→ EXERCISE DETAILS
Gather every line that includes the word "times", please.

= = =

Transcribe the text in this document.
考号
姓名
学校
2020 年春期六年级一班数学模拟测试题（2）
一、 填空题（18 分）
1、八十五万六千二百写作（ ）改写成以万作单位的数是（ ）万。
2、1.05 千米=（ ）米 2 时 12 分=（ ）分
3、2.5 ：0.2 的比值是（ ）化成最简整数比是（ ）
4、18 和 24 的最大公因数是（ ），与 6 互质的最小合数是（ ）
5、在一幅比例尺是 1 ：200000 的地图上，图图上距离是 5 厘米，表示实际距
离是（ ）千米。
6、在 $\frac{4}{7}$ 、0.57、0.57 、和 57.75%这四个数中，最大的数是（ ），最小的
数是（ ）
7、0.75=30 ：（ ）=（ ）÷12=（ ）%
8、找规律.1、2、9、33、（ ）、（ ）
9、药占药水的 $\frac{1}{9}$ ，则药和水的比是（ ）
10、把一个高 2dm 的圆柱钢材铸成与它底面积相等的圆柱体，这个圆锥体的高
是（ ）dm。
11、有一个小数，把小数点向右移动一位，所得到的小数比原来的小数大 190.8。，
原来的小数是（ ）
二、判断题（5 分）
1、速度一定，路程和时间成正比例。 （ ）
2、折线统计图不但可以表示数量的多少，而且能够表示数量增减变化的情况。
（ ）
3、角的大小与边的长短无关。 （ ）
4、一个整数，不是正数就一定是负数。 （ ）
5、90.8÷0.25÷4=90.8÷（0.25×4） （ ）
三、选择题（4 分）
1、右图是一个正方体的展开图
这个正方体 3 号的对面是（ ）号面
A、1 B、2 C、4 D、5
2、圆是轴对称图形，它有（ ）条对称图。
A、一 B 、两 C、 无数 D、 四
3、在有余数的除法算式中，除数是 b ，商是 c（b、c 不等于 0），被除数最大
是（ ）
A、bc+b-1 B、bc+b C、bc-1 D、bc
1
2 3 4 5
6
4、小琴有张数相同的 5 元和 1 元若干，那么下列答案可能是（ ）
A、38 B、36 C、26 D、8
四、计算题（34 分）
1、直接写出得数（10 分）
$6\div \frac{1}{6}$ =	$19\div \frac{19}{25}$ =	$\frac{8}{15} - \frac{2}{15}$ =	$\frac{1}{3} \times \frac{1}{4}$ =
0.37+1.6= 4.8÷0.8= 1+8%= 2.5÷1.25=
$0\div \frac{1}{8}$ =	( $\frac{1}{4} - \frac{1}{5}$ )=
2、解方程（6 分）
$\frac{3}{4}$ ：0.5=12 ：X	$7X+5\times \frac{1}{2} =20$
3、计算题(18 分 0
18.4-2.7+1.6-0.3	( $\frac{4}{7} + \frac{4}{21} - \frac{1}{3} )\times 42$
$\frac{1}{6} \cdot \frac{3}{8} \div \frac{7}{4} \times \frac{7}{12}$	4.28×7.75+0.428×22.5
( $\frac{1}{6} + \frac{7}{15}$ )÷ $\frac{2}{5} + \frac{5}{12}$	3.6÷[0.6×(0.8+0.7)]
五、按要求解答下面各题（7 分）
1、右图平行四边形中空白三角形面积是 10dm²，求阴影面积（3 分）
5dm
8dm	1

= = =

→ FULL ANSWER
$6\div \frac{1}{6}$ =	$19\div \frac{19}{25}$ =	$\frac{8}{15} - \frac{2}{15}$ =	$\frac{1}{3} \times \frac{1}{4}$ =
$\frac{3}{4}$ ：0.5=12 ：X	$7X+5\times \frac{1}{2} =20$
18.4-2.7+1.6-0.3	( $\frac{4}{7} + \frac{4}{21} - \frac{1}{3} )\times 42$
$\frac{1}{6} \cdot \frac{3}{8} \div \frac{7}{4} \times \frac{7}{12}$	4.28×7.75+0.428×22.5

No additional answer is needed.